*Task to complete*
In the copy of these records, include no pictures and change nothing else.

=== Recorded data ===

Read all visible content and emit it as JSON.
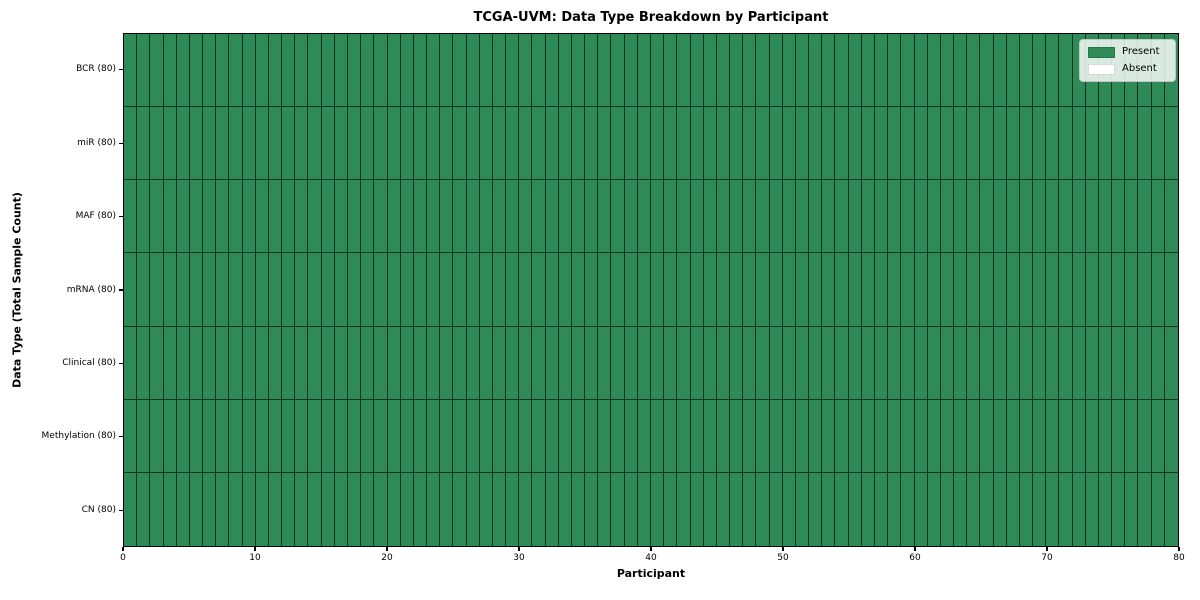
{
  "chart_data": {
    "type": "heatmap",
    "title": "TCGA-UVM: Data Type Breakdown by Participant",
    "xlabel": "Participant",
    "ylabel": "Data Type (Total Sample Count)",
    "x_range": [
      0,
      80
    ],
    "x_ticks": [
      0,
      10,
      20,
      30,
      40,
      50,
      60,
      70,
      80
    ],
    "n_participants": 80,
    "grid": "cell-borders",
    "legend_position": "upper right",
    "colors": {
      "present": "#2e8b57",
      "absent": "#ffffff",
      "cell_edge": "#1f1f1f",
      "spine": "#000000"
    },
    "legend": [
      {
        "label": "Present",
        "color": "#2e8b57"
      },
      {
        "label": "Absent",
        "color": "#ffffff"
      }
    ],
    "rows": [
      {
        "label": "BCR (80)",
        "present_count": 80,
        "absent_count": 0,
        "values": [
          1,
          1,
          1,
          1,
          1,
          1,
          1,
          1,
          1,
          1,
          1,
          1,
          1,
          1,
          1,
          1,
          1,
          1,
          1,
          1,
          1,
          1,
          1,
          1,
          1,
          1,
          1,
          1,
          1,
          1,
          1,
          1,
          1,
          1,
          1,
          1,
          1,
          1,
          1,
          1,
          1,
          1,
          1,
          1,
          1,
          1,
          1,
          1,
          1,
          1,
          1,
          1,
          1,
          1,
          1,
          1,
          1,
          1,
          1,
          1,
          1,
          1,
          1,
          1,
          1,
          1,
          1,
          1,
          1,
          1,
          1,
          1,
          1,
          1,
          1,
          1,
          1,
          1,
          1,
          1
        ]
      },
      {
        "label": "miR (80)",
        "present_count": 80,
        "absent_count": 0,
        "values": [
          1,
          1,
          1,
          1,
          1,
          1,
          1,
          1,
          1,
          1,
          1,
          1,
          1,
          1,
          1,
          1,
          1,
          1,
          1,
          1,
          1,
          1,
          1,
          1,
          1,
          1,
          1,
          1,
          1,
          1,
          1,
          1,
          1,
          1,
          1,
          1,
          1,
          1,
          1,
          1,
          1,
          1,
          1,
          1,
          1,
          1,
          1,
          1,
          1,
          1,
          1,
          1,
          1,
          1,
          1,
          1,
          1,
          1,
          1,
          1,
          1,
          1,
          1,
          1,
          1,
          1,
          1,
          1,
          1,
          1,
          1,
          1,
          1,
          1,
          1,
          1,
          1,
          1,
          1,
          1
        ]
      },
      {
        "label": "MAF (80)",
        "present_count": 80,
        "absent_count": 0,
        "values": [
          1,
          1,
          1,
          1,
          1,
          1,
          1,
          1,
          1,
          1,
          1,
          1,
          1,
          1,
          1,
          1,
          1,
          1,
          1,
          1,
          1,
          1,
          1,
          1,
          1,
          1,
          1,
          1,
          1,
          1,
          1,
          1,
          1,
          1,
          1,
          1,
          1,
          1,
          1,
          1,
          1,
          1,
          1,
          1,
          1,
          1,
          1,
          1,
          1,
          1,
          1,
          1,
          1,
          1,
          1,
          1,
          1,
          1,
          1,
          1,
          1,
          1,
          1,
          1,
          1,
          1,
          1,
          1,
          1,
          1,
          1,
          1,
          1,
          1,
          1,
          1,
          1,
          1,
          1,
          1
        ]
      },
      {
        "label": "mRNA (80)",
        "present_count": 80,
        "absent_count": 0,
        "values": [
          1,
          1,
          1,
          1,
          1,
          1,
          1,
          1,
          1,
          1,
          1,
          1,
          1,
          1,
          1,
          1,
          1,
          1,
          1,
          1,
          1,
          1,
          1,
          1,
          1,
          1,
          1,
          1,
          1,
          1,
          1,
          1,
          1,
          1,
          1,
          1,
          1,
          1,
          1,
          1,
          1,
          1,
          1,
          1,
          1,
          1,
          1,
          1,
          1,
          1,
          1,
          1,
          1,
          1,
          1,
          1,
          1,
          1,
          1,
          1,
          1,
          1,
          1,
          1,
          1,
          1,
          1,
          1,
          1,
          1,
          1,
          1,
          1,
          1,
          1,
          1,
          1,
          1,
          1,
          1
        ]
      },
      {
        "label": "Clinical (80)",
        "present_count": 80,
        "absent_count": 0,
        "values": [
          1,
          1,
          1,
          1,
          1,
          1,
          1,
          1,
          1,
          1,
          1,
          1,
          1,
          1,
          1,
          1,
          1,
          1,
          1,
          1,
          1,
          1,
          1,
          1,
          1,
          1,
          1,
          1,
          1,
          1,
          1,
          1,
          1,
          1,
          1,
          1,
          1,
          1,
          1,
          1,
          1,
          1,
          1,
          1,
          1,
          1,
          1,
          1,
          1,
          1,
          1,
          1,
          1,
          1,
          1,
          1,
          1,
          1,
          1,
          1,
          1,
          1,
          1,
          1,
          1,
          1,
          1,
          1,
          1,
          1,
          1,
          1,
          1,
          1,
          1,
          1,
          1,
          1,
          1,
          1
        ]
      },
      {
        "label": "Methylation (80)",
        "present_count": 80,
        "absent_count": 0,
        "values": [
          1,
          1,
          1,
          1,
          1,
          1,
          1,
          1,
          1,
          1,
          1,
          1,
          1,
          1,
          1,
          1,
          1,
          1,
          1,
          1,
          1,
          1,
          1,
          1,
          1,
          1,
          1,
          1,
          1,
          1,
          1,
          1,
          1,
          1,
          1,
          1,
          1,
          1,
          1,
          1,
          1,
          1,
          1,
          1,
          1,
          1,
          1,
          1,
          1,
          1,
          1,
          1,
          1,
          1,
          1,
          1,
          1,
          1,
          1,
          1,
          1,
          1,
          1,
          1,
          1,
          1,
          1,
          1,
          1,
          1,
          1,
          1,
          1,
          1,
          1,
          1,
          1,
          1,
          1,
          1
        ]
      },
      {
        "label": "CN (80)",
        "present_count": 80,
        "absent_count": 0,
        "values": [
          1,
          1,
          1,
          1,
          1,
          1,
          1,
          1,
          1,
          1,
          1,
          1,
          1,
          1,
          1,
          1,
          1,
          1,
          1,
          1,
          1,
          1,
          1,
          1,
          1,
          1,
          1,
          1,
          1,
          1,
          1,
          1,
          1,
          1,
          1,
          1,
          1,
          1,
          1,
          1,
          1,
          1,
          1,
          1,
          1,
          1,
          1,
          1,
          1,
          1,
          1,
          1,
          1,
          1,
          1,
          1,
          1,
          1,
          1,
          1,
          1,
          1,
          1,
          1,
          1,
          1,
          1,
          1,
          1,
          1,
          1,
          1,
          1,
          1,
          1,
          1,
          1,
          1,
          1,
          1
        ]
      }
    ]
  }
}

===

*Answer section*
Read all visible content and emit it as JSON.
{
  "chart_data": {
    "type": "heatmap",
    "title": "TCGA-UVM: Data Type Breakdown by Participant",
    "xlabel": "Participant",
    "ylabel": "Data Type (Total Sample Count)",
    "x_range": [
      0,
      80
    ],
    "x_ticks": [
      0,
      10,
      20,
      30,
      40,
      50,
      60,
      70,
      80
    ],
    "n_participants": 80,
    "grid": "cell-borders",
    "legend_position": "upper right",
    "colors": {
      "present": "#2e8b57",
      "absent": "#ffffff",
      "cell_edge": "#1f1f1f",
      "spine": "#000000"
    },
    "legend": [
      {
        "label": "Present",
        "color": "#2e8b57"
      },
      {
        "label": "Absent",
        "color": "#ffffff"
      }
    ],
    "rows": [
      {
        "label": "BCR (80)",
        "present_count": 80,
        "absent_count": 0,
        "values": [
          1,
          1,
          1,
          1,
          1,
          1,
          1,
          1,
          1,
          1,
          1,
          1,
          1,
          1,
          1,
          1,
          1,
          1,
          1,
          1,
          1,
          1,
          1,
          1,
          1,
          1,
          1,
          1,
          1,
          1,
          1,
          1,
          1,
          1,
          1,
          1,
          1,
          1,
          1,
          1,
          1,
          1,
          1,
          1,
          1,
          1,
          1,
          1,
          1,
          1,
          1,
          1,
          1,
          1,
          1,
          1,
          1,
          1,
          1,
          1,
          1,
          1,
          1,
          1,
          1,
          1,
          1,
          1,
          1,
          1,
          1,
          1,
          1,
          1,
          1,
          1,
          1,
          1,
          1,
          1
        ]
      },
      {
        "label": "miR (80)",
        "present_count": 80,
        "absent_count": 0,
        "values": [
          1,
          1,
          1,
          1,
          1,
          1,
          1,
          1,
          1,
          1,
          1,
          1,
          1,
          1,
          1,
          1,
          1,
          1,
          1,
          1,
          1,
          1,
          1,
          1,
          1,
          1,
          1,
          1,
          1,
          1,
          1,
          1,
          1,
          1,
          1,
          1,
          1,
          1,
          1,
          1,
          1,
          1,
          1,
          1,
          1,
          1,
          1,
          1,
          1,
          1,
          1,
          1,
          1,
          1,
          1,
          1,
          1,
          1,
          1,
          1,
          1,
          1,
          1,
          1,
          1,
          1,
          1,
          1,
          1,
          1,
          1,
          1,
          1,
          1,
          1,
          1,
          1,
          1,
          1,
          1
        ]
      },
      {
        "label": "MAF (80)",
        "present_count": 80,
        "absent_count": 0,
        "values": [
          1,
          1,
          1,
          1,
          1,
          1,
          1,
          1,
          1,
          1,
          1,
          1,
          1,
          1,
          1,
          1,
          1,
          1,
          1,
          1,
          1,
          1,
          1,
          1,
          1,
          1,
          1,
          1,
          1,
          1,
          1,
          1,
          1,
          1,
          1,
          1,
          1,
          1,
          1,
          1,
          1,
          1,
          1,
          1,
          1,
          1,
          1,
          1,
          1,
          1,
          1,
          1,
          1,
          1,
          1,
          1,
          1,
          1,
          1,
          1,
          1,
          1,
          1,
          1,
          1,
          1,
          1,
          1,
          1,
          1,
          1,
          1,
          1,
          1,
          1,
          1,
          1,
          1,
          1,
          1
        ]
      },
      {
        "label": "mRNA (80)",
        "present_count": 80,
        "absent_count": 0,
        "values": [
          1,
          1,
          1,
          1,
          1,
          1,
          1,
          1,
          1,
          1,
          1,
          1,
          1,
          1,
          1,
          1,
          1,
          1,
          1,
          1,
          1,
          1,
          1,
          1,
          1,
          1,
          1,
          1,
          1,
          1,
          1,
          1,
          1,
          1,
          1,
          1,
          1,
          1,
          1,
          1,
          1,
          1,
          1,
          1,
          1,
          1,
          1,
          1,
          1,
          1,
          1,
          1,
          1,
          1,
          1,
          1,
          1,
          1,
          1,
          1,
          1,
          1,
          1,
          1,
          1,
          1,
          1,
          1,
          1,
          1,
          1,
          1,
          1,
          1,
          1,
          1,
          1,
          1,
          1,
          1
        ]
      },
      {
        "label": "Clinical (80)",
        "present_count": 80,
        "absent_count": 0,
        "values": [
          1,
          1,
          1,
          1,
          1,
          1,
          1,
          1,
          1,
          1,
          1,
          1,
          1,
          1,
          1,
          1,
          1,
          1,
          1,
          1,
          1,
          1,
          1,
          1,
          1,
          1,
          1,
          1,
          1,
          1,
          1,
          1,
          1,
          1,
          1,
          1,
          1,
          1,
          1,
          1,
          1,
          1,
          1,
          1,
          1,
          1,
          1,
          1,
          1,
          1,
          1,
          1,
          1,
          1,
          1,
          1,
          1,
          1,
          1,
          1,
          1,
          1,
          1,
          1,
          1,
          1,
          1,
          1,
          1,
          1,
          1,
          1,
          1,
          1,
          1,
          1,
          1,
          1,
          1,
          1
        ]
      },
      {
        "label": "Methylation (80)",
        "present_count": 80,
        "absent_count": 0,
        "values": [
          1,
          1,
          1,
          1,
          1,
          1,
          1,
          1,
          1,
          1,
          1,
          1,
          1,
          1,
          1,
          1,
          1,
          1,
          1,
          1,
          1,
          1,
          1,
          1,
          1,
          1,
          1,
          1,
          1,
          1,
          1,
          1,
          1,
          1,
          1,
          1,
          1,
          1,
          1,
          1,
          1,
          1,
          1,
          1,
          1,
          1,
          1,
          1,
          1,
          1,
          1,
          1,
          1,
          1,
          1,
          1,
          1,
          1,
          1,
          1,
          1,
          1,
          1,
          1,
          1,
          1,
          1,
          1,
          1,
          1,
          1,
          1,
          1,
          1,
          1,
          1,
          1,
          1,
          1,
          1
        ]
      },
      {
        "label": "CN (80)",
        "present_count": 80,
        "absent_count": 0,
        "values": [
          1,
          1,
          1,
          1,
          1,
          1,
          1,
          1,
          1,
          1,
          1,
          1,
          1,
          1,
          1,
          1,
          1,
          1,
          1,
          1,
          1,
          1,
          1,
          1,
          1,
          1,
          1,
          1,
          1,
          1,
          1,
          1,
          1,
          1,
          1,
          1,
          1,
          1,
          1,
          1,
          1,
          1,
          1,
          1,
          1,
          1,
          1,
          1,
          1,
          1,
          1,
          1,
          1,
          1,
          1,
          1,
          1,
          1,
          1,
          1,
          1,
          1,
          1,
          1,
          1,
          1,
          1,
          1,
          1,
          1,
          1,
          1,
          1,
          1,
          1,
          1,
          1,
          1,
          1,
          1
        ]
      }
    ]
  }
}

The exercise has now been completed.